▶ [Exercise description]: Copy out every line exactly as given.

▶ [Material for the task]:
● ● ● ●
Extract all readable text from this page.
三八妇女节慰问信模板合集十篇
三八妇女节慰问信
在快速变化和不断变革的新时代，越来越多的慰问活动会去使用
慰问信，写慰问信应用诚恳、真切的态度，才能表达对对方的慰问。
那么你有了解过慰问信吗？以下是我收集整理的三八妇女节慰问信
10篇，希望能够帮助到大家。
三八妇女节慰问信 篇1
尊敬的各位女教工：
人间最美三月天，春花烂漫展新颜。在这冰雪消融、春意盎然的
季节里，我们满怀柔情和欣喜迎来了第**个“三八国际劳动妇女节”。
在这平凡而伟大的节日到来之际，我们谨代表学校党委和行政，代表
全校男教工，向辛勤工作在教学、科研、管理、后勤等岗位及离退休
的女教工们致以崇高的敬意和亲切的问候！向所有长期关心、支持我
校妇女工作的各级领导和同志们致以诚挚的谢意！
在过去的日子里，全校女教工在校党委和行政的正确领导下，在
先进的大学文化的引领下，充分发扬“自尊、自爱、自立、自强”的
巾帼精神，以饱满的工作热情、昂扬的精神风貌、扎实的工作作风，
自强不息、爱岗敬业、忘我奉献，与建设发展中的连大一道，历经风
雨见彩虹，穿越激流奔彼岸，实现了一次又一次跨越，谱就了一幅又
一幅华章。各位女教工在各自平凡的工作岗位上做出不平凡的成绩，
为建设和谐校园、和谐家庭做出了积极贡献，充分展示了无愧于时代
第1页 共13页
● ● ● ●
▶ [Answer to this problem]:
Extract all readable text from this page.
三八妇女节慰问信模板合集十篇
三八妇女节慰问信
在快速变化和不断变革的新时代，越来越多的慰问活动会去使用
慰问信，写慰问信应用诚恳、真切的态度，才能表达对对方的慰问。
那么你有了解过慰问信吗？以下是我收集整理的三八妇女节慰问信
10篇，希望能够帮助到大家。
三八妇女节慰问信 篇1
尊敬的各位女教工：
人间最美三月天，春花烂漫展新颜。在这冰雪消融、春意盎然的
季节里，我们满怀柔情和欣喜迎来了第**个“三八国际劳动妇女节”。
在这平凡而伟大的节日到来之际，我们谨代表学校党委和行政，代表
全校男教工，向辛勤工作在教学、科研、管理、后勤等岗位及离退休
的女教工们致以崇高的敬意和亲切的问候！向所有长期关心、支持我
校妇女工作的各级领导和同志们致以诚挚的谢意！
在过去的日子里，全校女教工在校党委和行政的正确领导下，在
先进的大学文化的引领下，充分发扬“自尊、自爱、自立、自强”的
巾帼精神，以饱满的工作热情、昂扬的精神风貌、扎实的工作作风，
自强不息、爱岗敬业、忘我奉献，与建设发展中的连大一道，历经风
雨见彩虹，穿越激流奔彼岸，实现了一次又一次跨越，谱就了一幅又
一幅华章。各位女教工在各自平凡的工作岗位上做出不平凡的成绩，
为建设和谐校园、和谐家庭做出了积极贡献，充分展示了无愧于时代
第1页 共13页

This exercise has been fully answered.